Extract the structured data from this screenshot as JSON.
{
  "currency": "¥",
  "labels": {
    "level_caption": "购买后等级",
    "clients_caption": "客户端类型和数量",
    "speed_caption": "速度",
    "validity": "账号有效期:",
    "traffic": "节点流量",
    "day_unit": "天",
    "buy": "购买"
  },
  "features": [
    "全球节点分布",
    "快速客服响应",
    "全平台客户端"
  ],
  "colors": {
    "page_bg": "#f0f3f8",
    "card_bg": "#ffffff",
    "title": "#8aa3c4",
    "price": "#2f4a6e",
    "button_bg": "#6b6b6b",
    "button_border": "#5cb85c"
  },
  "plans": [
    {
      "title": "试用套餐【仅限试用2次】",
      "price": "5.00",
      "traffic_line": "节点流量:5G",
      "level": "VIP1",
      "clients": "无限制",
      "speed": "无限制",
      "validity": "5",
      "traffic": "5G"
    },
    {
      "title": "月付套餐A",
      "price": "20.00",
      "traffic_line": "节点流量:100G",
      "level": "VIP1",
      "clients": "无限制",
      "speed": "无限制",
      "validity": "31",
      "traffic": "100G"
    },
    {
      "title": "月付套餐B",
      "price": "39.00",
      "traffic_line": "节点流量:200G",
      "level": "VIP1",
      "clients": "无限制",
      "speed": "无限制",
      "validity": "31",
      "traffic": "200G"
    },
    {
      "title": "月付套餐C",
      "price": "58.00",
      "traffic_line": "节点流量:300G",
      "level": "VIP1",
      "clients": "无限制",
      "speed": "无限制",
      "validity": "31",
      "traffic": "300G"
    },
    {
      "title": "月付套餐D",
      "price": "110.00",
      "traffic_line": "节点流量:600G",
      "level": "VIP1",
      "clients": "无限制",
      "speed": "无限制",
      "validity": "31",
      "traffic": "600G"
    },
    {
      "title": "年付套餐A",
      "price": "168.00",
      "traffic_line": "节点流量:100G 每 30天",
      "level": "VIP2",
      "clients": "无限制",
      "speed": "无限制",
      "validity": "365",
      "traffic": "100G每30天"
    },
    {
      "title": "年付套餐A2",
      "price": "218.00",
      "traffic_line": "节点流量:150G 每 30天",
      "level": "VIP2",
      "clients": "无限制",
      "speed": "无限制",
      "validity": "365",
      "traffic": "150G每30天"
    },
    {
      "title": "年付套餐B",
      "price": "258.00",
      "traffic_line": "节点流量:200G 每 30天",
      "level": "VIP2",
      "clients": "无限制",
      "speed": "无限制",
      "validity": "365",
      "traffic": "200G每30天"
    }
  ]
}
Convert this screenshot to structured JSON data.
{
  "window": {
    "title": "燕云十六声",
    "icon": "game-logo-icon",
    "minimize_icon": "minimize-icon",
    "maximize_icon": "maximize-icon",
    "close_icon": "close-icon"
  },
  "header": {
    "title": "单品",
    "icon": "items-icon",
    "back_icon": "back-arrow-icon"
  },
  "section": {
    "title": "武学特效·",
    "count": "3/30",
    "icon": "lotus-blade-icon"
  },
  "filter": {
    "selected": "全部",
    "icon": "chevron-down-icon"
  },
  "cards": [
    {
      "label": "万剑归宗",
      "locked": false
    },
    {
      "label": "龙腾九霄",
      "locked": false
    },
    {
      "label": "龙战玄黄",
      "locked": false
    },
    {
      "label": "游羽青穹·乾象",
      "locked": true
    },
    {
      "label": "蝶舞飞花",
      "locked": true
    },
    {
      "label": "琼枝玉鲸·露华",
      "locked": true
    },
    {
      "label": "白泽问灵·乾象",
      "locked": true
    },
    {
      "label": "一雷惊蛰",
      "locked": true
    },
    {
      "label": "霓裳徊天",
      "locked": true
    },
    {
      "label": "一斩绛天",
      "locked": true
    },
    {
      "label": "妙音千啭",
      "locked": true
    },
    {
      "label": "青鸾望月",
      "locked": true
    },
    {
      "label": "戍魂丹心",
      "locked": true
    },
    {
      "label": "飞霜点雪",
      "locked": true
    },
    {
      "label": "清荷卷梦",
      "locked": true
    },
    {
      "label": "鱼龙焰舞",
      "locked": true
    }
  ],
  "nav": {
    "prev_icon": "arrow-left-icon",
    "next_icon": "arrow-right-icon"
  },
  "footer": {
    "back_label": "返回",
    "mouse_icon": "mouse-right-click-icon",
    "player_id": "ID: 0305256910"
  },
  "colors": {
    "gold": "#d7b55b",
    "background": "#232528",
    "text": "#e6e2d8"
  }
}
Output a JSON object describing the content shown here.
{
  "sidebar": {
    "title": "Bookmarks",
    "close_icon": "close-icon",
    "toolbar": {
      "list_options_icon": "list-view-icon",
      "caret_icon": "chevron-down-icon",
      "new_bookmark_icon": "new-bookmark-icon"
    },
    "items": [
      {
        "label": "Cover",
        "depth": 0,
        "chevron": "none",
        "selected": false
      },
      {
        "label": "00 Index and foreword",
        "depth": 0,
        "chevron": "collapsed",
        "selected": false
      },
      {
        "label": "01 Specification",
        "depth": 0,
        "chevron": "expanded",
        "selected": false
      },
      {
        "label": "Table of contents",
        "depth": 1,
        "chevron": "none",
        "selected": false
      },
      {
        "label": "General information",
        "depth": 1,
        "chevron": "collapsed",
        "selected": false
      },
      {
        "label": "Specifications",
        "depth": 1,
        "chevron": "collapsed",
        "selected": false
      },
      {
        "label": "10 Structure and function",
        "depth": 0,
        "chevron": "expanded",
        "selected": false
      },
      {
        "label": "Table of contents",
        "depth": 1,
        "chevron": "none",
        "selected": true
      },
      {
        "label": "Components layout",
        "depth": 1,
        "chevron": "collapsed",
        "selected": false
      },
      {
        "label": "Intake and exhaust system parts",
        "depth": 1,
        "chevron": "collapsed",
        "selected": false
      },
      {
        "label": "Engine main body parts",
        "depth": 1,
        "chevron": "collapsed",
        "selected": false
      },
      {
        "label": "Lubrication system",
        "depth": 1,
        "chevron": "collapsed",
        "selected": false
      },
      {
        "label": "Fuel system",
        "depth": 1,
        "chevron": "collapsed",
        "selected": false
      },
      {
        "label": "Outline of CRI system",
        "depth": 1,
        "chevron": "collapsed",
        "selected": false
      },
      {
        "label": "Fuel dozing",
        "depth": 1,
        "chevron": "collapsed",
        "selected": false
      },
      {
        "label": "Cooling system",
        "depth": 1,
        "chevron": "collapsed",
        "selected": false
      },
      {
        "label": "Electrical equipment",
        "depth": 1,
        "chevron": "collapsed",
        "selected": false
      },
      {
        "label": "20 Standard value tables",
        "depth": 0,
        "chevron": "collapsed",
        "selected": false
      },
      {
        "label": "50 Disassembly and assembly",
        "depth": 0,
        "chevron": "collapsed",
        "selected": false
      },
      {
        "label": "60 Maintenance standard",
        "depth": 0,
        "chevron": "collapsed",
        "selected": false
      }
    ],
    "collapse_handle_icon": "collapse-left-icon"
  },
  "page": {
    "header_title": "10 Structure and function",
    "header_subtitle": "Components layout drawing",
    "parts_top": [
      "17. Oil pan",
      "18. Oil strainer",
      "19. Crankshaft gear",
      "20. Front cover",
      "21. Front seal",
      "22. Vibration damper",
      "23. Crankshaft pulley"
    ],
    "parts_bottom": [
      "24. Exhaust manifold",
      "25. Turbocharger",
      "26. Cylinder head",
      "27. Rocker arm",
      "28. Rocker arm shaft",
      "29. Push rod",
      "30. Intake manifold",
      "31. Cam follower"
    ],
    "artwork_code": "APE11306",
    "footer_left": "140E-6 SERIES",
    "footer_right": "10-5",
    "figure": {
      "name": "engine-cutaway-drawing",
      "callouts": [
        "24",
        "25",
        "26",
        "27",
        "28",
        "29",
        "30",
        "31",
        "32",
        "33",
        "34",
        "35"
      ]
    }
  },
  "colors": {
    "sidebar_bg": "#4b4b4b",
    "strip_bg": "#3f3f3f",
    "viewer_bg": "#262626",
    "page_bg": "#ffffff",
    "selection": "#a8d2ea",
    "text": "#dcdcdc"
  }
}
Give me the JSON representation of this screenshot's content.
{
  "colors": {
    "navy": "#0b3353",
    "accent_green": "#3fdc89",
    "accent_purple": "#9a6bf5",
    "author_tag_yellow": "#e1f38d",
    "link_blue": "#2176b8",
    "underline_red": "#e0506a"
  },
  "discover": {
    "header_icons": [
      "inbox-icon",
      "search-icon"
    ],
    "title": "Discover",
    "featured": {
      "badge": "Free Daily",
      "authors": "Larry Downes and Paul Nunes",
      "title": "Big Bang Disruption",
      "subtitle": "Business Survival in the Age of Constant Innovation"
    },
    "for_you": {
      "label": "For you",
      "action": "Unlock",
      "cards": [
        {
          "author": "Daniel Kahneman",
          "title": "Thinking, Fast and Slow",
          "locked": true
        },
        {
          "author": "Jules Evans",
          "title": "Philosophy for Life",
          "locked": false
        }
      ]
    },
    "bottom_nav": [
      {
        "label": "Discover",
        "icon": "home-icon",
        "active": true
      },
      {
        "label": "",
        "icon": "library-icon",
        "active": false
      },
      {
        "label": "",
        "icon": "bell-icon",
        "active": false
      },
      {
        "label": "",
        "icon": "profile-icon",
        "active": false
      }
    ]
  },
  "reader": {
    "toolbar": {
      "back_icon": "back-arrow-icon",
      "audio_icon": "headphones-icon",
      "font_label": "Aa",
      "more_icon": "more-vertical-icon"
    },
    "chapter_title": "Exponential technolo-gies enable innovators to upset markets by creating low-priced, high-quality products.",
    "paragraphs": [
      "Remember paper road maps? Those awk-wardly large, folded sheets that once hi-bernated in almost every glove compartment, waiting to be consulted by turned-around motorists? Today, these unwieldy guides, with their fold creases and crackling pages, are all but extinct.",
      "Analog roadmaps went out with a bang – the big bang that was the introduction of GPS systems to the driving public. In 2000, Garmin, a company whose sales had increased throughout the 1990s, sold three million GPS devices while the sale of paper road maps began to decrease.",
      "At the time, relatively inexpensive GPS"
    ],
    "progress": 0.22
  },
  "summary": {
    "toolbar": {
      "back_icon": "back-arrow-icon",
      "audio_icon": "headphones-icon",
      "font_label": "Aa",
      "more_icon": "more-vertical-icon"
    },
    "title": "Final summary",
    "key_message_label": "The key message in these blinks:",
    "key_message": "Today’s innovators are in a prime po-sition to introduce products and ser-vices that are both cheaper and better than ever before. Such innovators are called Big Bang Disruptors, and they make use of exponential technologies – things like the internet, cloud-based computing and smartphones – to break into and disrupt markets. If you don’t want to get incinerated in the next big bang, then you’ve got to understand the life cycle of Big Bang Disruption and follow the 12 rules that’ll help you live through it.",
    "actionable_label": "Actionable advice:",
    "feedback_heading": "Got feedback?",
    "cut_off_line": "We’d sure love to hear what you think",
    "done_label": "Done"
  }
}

* Task to complete: Copy all the lines above that hold the string "节点流量".

* Result of this exercise:
    "traffic": "节点流量",
      "traffic_line": "节点流量:5G",
      "traffic_line": "节点流量:100G",
      "traffic_line": "节点流量:200G",
      "traffic_line": "节点流量:300G",
      "traffic_line": "节点流量:600G",
      "traffic_line": "节点流量:100G 每 30天",
      "traffic_line": "节点流量:150G 每 30天",
      "traffic_line": "节点流量:200G 每 30天",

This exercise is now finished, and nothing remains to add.